Entries from a dataset »
━━━━━━

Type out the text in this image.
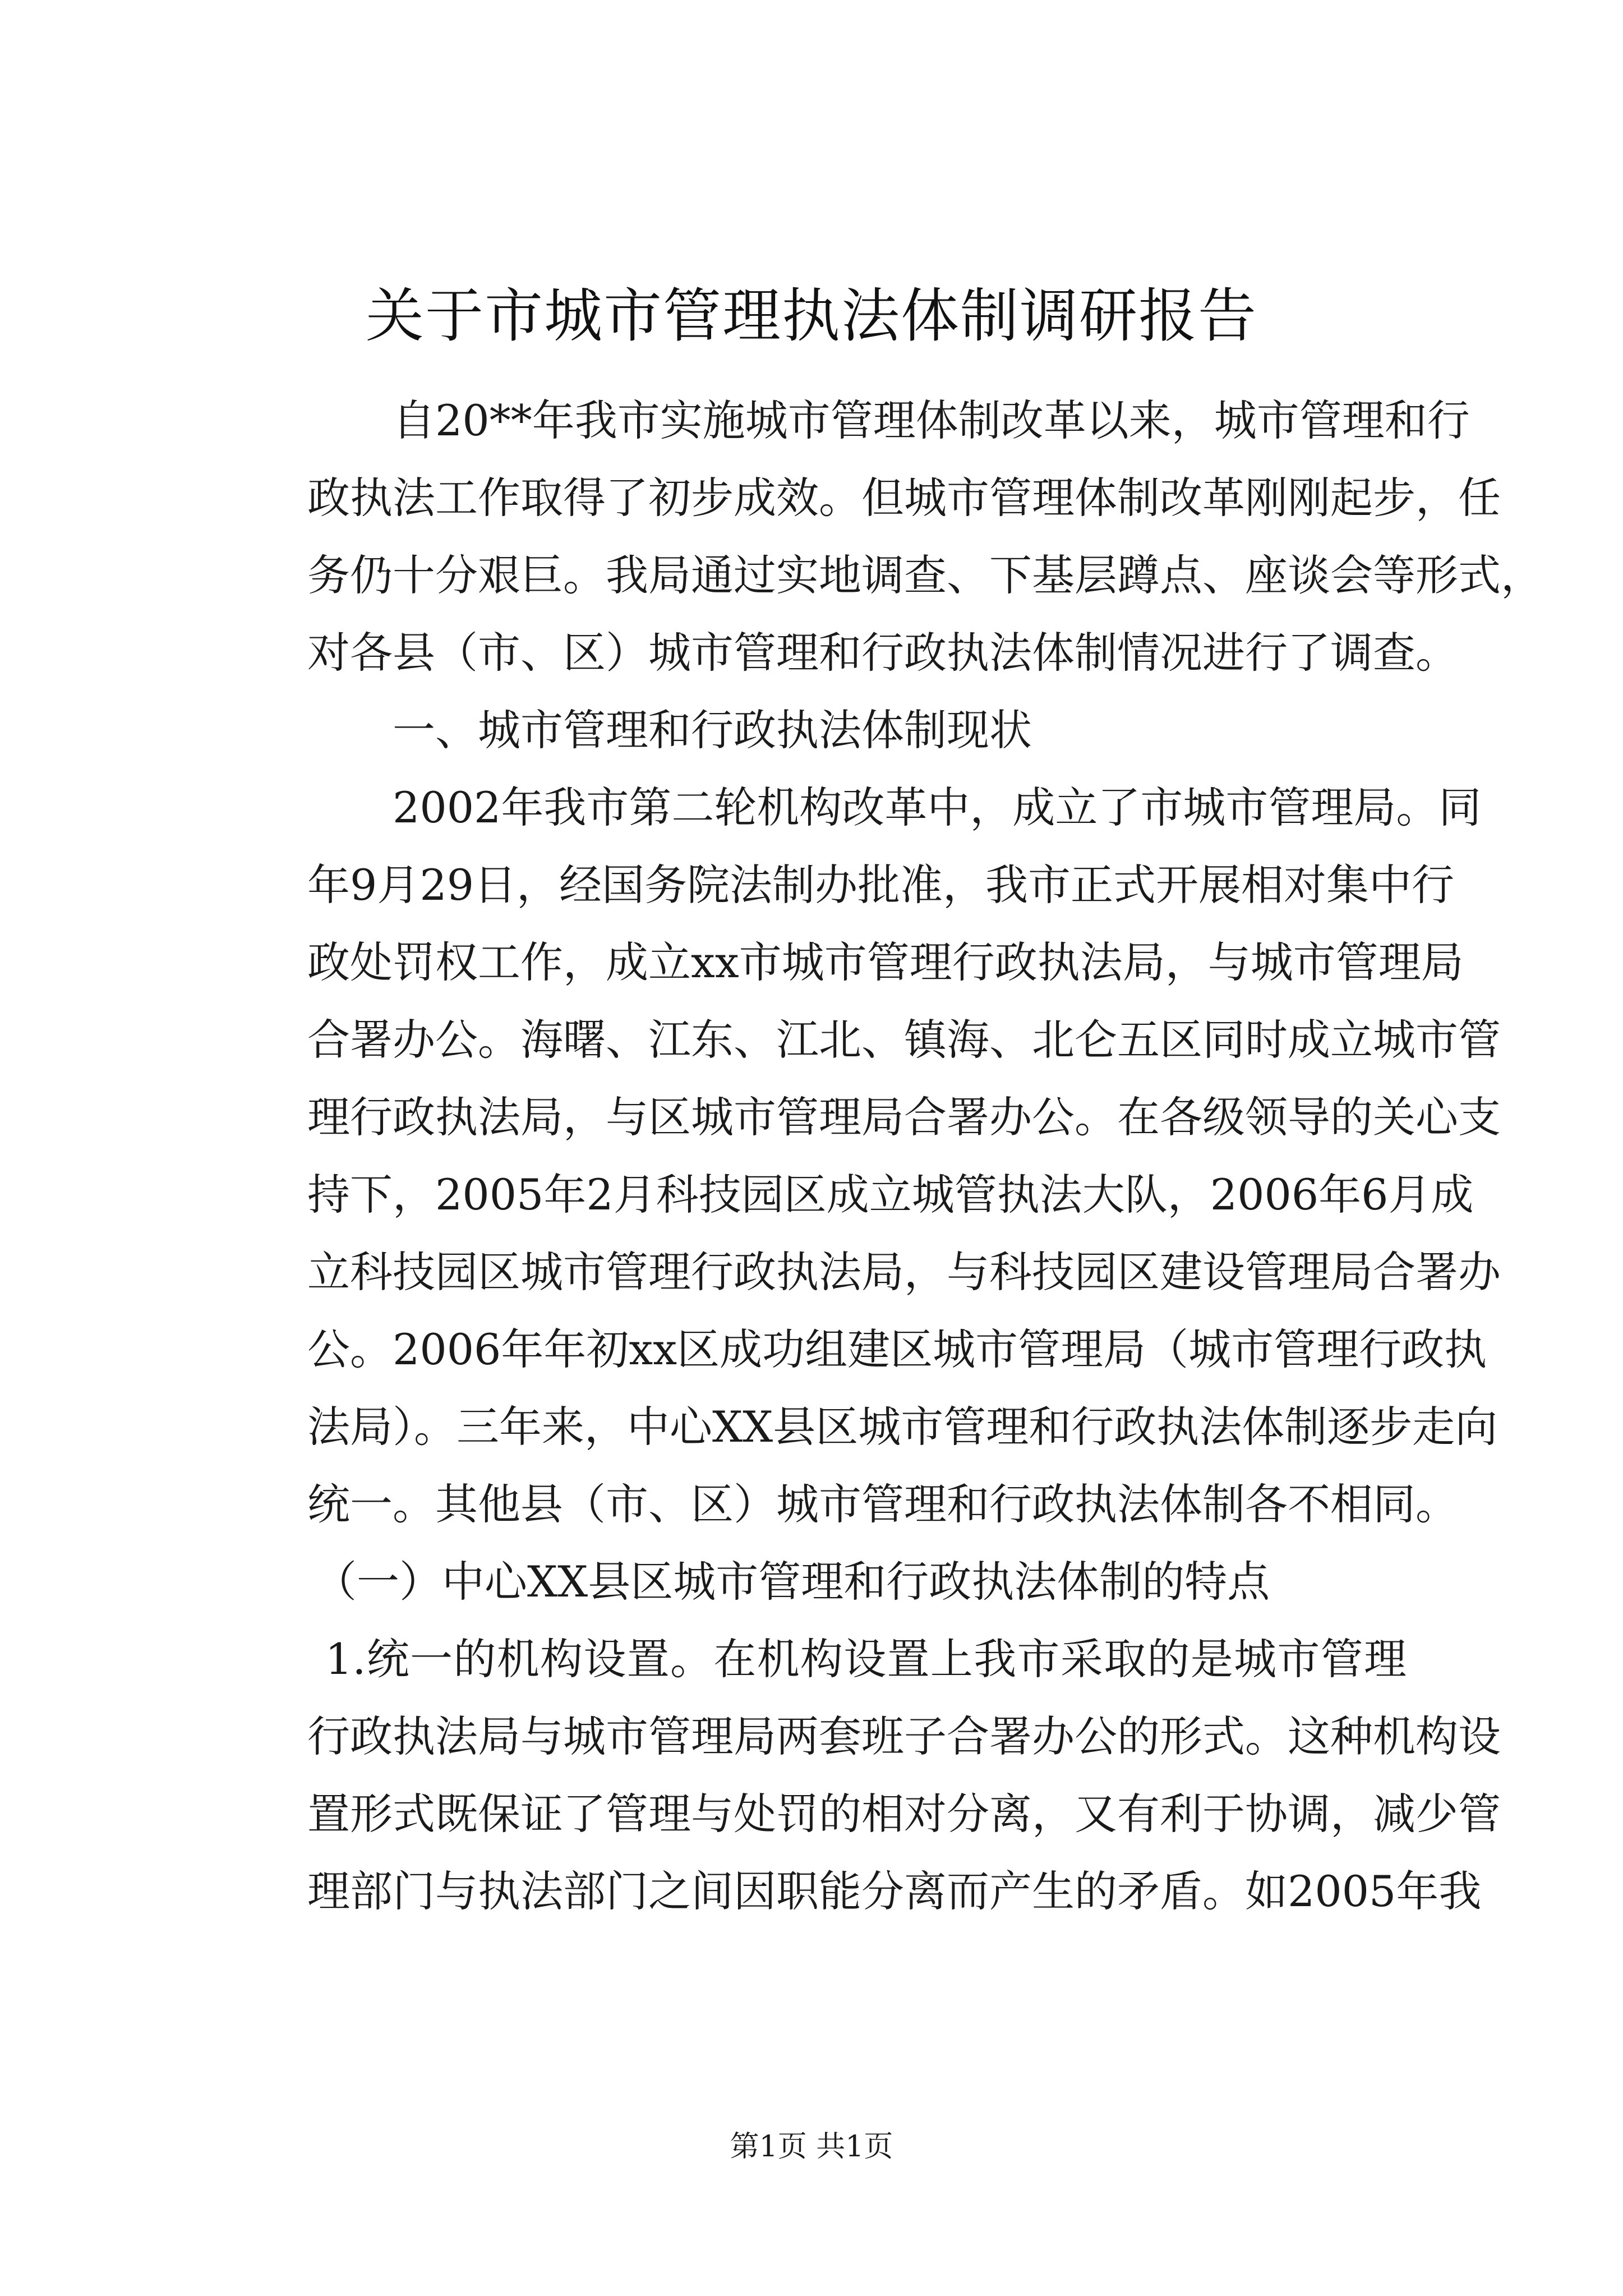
关于市城市管理执法体制调研报告

自20**年我市实施城市管理体制改革以来，城市管理和行

政执法工作取得了初步成效。但城市管理体制改革刚刚起步，任

务仍十分艰巨。我局通过实地调查、下基层蹲点、座谈会等形式，

对各县（市、区）城市管理和行政执法体制情况进行了调查。

一、城市管理和行政执法体制现状

2002年我市第二轮机构改革中，成立了市城市管理局。同

年9月29日，经国务院法制办批准，我市正式开展相对集中行

政处罚权工作，成立xx市城市管理行政执法局，与城市管理局

合署办公。海曙、江东、江北、镇海、北仑五区同时成立城市管

理行政执法局，与区城市管理局合署办公。在各级领导的关心支

持下，2005年2月科技园区成立城管执法大队，2006年6月成

立科技园区城市管理行政执法局，与科技园区建设管理局合署办

公。2006年年初xx区成功组建区城市管理局（城市管理行政执

法局）。三年来，中心XX县区城市管理和行政执法体制逐步走向

统一。其他县（市、区）城市管理和行政执法体制各不相同。

（一）中心XX县区城市管理和行政执法体制的特点

1.统一的机构设置。在机构设置上我市采取的是城市管理

行政执法局与城市管理局两套班子合署办公的形式。这种机构设

置形式既保证了管理与处罚的相对分离，又有利于协调，减少管

理部门与执法部门之间因职能分离而产生的矛盾。如2005年我

第1页 共1页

━━━━━━

Written exercise »
Repeat the material above in full and exactly, omitting the pictures.

Answer for this exercise »
Type out the text in this image.
关于市城市管理执法体制调研报告

自20**年我市实施城市管理体制改革以来，城市管理和行

政执法工作取得了初步成效。但城市管理体制改革刚刚起步，任

务仍十分艰巨。我局通过实地调查、下基层蹲点、座谈会等形式，

对各县（市、区）城市管理和行政执法体制情况进行了调查。

一、城市管理和行政执法体制现状

2002年我市第二轮机构改革中，成立了市城市管理局。同

年9月29日，经国务院法制办批准，我市正式开展相对集中行

政处罚权工作，成立xx市城市管理行政执法局，与城市管理局

合署办公。海曙、江东、江北、镇海、北仑五区同时成立城市管

理行政执法局，与区城市管理局合署办公。在各级领导的关心支

持下，2005年2月科技园区成立城管执法大队，2006年6月成

立科技园区城市管理行政执法局，与科技园区建设管理局合署办

公。2006年年初xx区成功组建区城市管理局（城市管理行政执

法局）。三年来，中心XX县区城市管理和行政执法体制逐步走向

统一。其他县（市、区）城市管理和行政执法体制各不相同。

（一）中心XX县区城市管理和行政执法体制的特点

1.统一的机构设置。在机构设置上我市采取的是城市管理

行政执法局与城市管理局两套班子合署办公的形式。这种机构设

置形式既保证了管理与处罚的相对分离，又有利于协调，减少管

理部门与执法部门之间因职能分离而产生的矛盾。如2005年我

第1页 共1页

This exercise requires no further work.